== Input for this task
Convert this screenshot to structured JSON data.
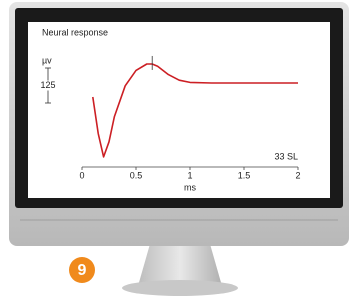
{
  "chart_data": {
    "type": "line",
    "title": "Neural response",
    "y_unit": "µv",
    "scale_bar": 125,
    "annotation": "33 SL",
    "x_label": "ms",
    "x": [
      0.1,
      0.15,
      0.2,
      0.25,
      0.3,
      0.4,
      0.5,
      0.6,
      0.65,
      0.7,
      0.8,
      0.9,
      1.0,
      1.2,
      1.5,
      2.0
    ],
    "values": [
      250,
      120,
      36,
      90,
      180,
      290,
      345,
      368,
      368,
      360,
      330,
      310,
      302,
      300,
      300,
      300
    ],
    "color": "#cc1f24",
    "marker_x": 0.65,
    "xlim": [
      0,
      2
    ],
    "xticks": [
      0,
      0.5,
      1,
      1.5,
      2
    ],
    "ylim": [
      0,
      450
    ]
  },
  "badge": "9"
}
====
Give back each entry exactly as it appears, with no pictures.

Output.
Convert this screenshot to structured JSON data.
{
  "chart_data": {
    "type": "line",
    "title": "Neural response",
    "y_unit": "µv",
    "scale_bar": 125,
    "annotation": "33 SL",
    "x_label": "ms",
    "x": [
      0.1,
      0.15,
      0.2,
      0.25,
      0.3,
      0.4,
      0.5,
      0.6,
      0.65,
      0.7,
      0.8,
      0.9,
      1.0,
      1.2,
      1.5,
      2.0
    ],
    "values": [
      250,
      120,
      36,
      90,
      180,
      290,
      345,
      368,
      368,
      360,
      330,
      310,
      302,
      300,
      300,
      300
    ],
    "color": "#cc1f24",
    "marker_x": 0.65,
    "xlim": [
      0,
      2
    ],
    "xticks": [
      0,
      0.5,
      1,
      1.5,
      2
    ],
    "ylim": [
      0,
      450
    ]
  },
  "badge": "9"
}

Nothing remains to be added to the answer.